Written request:
Compile every line that includes the word "TradeNavigator".

# # # # # # #

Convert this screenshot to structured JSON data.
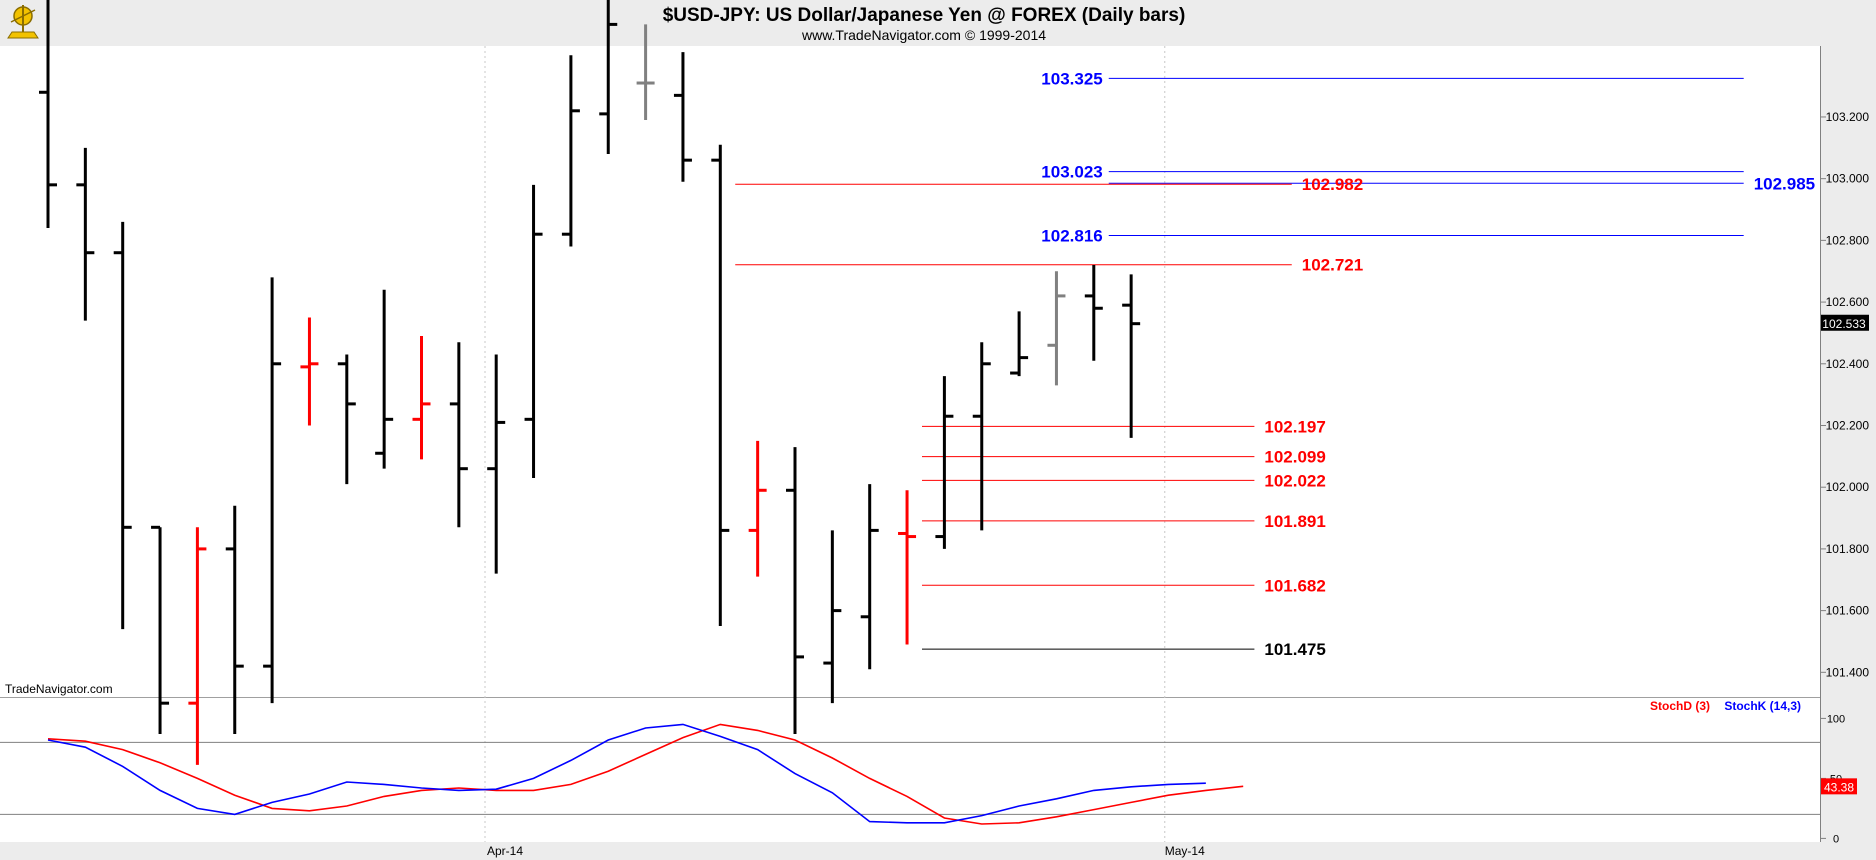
{
  "header": {
    "title": "$USD-JPY:  US Dollar/Japanese Yen @ FOREX  (Daily bars)",
    "subtitle": "www.TradeNavigator.com © 1999-2014"
  },
  "watermark": "TradeNavigator.com",
  "colors": {
    "background": "#ffffff",
    "frame": "#ececec",
    "up_bar": "#000000",
    "down_bar": "#ff0000",
    "neutral_bar": "#808080",
    "blue_levels": "#0000ff",
    "red_levels": "#ff0000",
    "stoch_d": "#ff0000",
    "stoch_k": "#0000ff"
  },
  "chart_data": [
    {
      "type": "ohlc",
      "ylim": [
        101.32,
        103.43
      ],
      "y_ticks": [
        "103.200",
        "103.000",
        "102.800",
        "102.600",
        "102.400",
        "102.200",
        "102.000",
        "101.800",
        "101.600",
        "101.400"
      ],
      "x_ticks": [
        "Apr-14",
        "May-14"
      ],
      "last_price": "102.533",
      "bars": [
        {
          "o": 103.28,
          "h": 103.6,
          "l": 102.84,
          "c": 102.98,
          "color": "black"
        },
        {
          "o": 102.98,
          "h": 103.1,
          "l": 102.54,
          "c": 102.76,
          "color": "black"
        },
        {
          "o": 102.76,
          "h": 102.86,
          "l": 101.54,
          "c": 101.87,
          "color": "black"
        },
        {
          "o": 101.87,
          "h": 101.87,
          "l": 101.2,
          "c": 101.3,
          "color": "black"
        },
        {
          "o": 101.3,
          "h": 101.87,
          "l": 101.1,
          "c": 101.8,
          "color": "red"
        },
        {
          "o": 101.8,
          "h": 101.94,
          "l": 101.2,
          "c": 101.42,
          "color": "black"
        },
        {
          "o": 101.42,
          "h": 102.68,
          "l": 101.3,
          "c": 102.4,
          "color": "black"
        },
        {
          "o": 102.39,
          "h": 102.55,
          "l": 102.2,
          "c": 102.4,
          "color": "red"
        },
        {
          "o": 102.4,
          "h": 102.43,
          "l": 102.01,
          "c": 102.27,
          "color": "black"
        },
        {
          "o": 102.11,
          "h": 102.64,
          "l": 102.06,
          "c": 102.22,
          "color": "black"
        },
        {
          "o": 102.22,
          "h": 102.49,
          "l": 102.09,
          "c": 102.27,
          "color": "red"
        },
        {
          "o": 102.27,
          "h": 102.47,
          "l": 101.87,
          "c": 102.06,
          "color": "black"
        },
        {
          "o": 102.06,
          "h": 102.43,
          "l": 101.72,
          "c": 102.21,
          "color": "black"
        },
        {
          "o": 102.22,
          "h": 102.98,
          "l": 102.03,
          "c": 102.82,
          "color": "black"
        },
        {
          "o": 102.82,
          "h": 103.4,
          "l": 102.78,
          "c": 103.22,
          "color": "black"
        },
        {
          "o": 103.21,
          "h": 103.6,
          "l": 103.08,
          "c": 103.5,
          "color": "black"
        },
        {
          "o": 103.31,
          "h": 103.5,
          "l": 103.19,
          "c": 103.31,
          "color": "gray"
        },
        {
          "o": 103.27,
          "h": 103.41,
          "l": 102.99,
          "c": 103.06,
          "color": "black"
        },
        {
          "o": 103.06,
          "h": 103.11,
          "l": 101.55,
          "c": 101.86,
          "color": "black"
        },
        {
          "o": 101.86,
          "h": 102.15,
          "l": 101.71,
          "c": 101.99,
          "color": "red"
        },
        {
          "o": 101.99,
          "h": 102.13,
          "l": 101.2,
          "c": 101.45,
          "color": "black"
        },
        {
          "o": 101.43,
          "h": 101.86,
          "l": 101.3,
          "c": 101.6,
          "color": "black"
        },
        {
          "o": 101.58,
          "h": 102.01,
          "l": 101.41,
          "c": 101.86,
          "color": "black"
        },
        {
          "o": 101.85,
          "h": 101.99,
          "l": 101.49,
          "c": 101.84,
          "color": "red"
        },
        {
          "o": 101.84,
          "h": 102.36,
          "l": 101.8,
          "c": 102.23,
          "color": "black"
        },
        {
          "o": 102.23,
          "h": 102.47,
          "l": 101.86,
          "c": 102.4,
          "color": "black"
        },
        {
          "o": 102.37,
          "h": 102.57,
          "l": 102.36,
          "c": 102.42,
          "color": "black"
        },
        {
          "o": 102.46,
          "h": 102.7,
          "l": 102.33,
          "c": 102.62,
          "color": "gray"
        },
        {
          "o": 102.62,
          "h": 102.72,
          "l": 102.41,
          "c": 102.58,
          "color": "black"
        },
        {
          "o": 102.59,
          "h": 102.69,
          "l": 102.16,
          "c": 102.53,
          "color": "black"
        }
      ],
      "levels": [
        {
          "value": 103.325,
          "label": "103.325",
          "color": "blue",
          "start_bar": 28.4,
          "end_bar": 45.4,
          "label_side": "left"
        },
        {
          "value": 103.023,
          "label": "103.023",
          "color": "blue",
          "start_bar": 28.4,
          "end_bar": 45.4,
          "label_side": "left"
        },
        {
          "value": 102.985,
          "label": "102.985",
          "color": "blue",
          "start_bar": 28.4,
          "end_bar": 45.4,
          "label_side": "right"
        },
        {
          "value": 102.982,
          "label": "102.982",
          "color": "red",
          "start_bar": 18.4,
          "end_bar": 33.3,
          "label_side": "right"
        },
        {
          "value": 102.816,
          "label": "102.816",
          "color": "blue",
          "start_bar": 28.4,
          "end_bar": 45.4,
          "label_side": "left"
        },
        {
          "value": 102.721,
          "label": "102.721",
          "color": "red",
          "start_bar": 18.4,
          "end_bar": 33.3,
          "label_side": "right"
        },
        {
          "value": 102.197,
          "label": "102.197",
          "color": "red",
          "start_bar": 23.4,
          "end_bar": 32.3,
          "label_side": "right"
        },
        {
          "value": 102.099,
          "label": "102.099",
          "color": "red",
          "start_bar": 23.4,
          "end_bar": 32.3,
          "label_side": "right"
        },
        {
          "value": 102.022,
          "label": "102.022",
          "color": "red",
          "start_bar": 23.4,
          "end_bar": 32.3,
          "label_side": "right"
        },
        {
          "value": 101.891,
          "label": "101.891",
          "color": "red",
          "start_bar": 23.4,
          "end_bar": 32.3,
          "label_side": "right"
        },
        {
          "value": 101.682,
          "label": "101.682",
          "color": "red",
          "start_bar": 23.4,
          "end_bar": 32.3,
          "label_side": "right"
        },
        {
          "value": 101.475,
          "label": "101.475",
          "color": "black",
          "start_bar": 23.4,
          "end_bar": 32.3,
          "label_side": "right"
        }
      ]
    },
    {
      "type": "line",
      "ylim": [
        -3,
        117
      ],
      "y_ticks": [
        "100",
        "50",
        "0"
      ],
      "reference_lines": [
        80,
        20
      ],
      "last_value": "43.38",
      "series": [
        {
          "name": "StochD (3)",
          "color": "red",
          "values": [
            83,
            81,
            74,
            63,
            50,
            36,
            25,
            23,
            27,
            35,
            40,
            42,
            40,
            40,
            45,
            56,
            70,
            84,
            95,
            90,
            82,
            67,
            50,
            35,
            17,
            12,
            13,
            18,
            24,
            30,
            36,
            40,
            43.38
          ]
        },
        {
          "name": "StochK (14,3)",
          "color": "blue",
          "values": [
            82,
            76,
            60,
            40,
            25,
            20,
            30,
            37,
            47,
            45,
            42,
            40,
            41,
            50,
            65,
            82,
            92,
            95,
            85,
            74,
            54,
            38,
            14,
            13,
            13,
            19,
            27,
            33,
            40,
            43,
            45,
            46
          ]
        }
      ]
    }
  ]
}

# # # # # # #

Exercise result:
    "subtitle": "www.TradeNavigator.com © 1999-2014"
  "watermark": "TradeNavigator.com",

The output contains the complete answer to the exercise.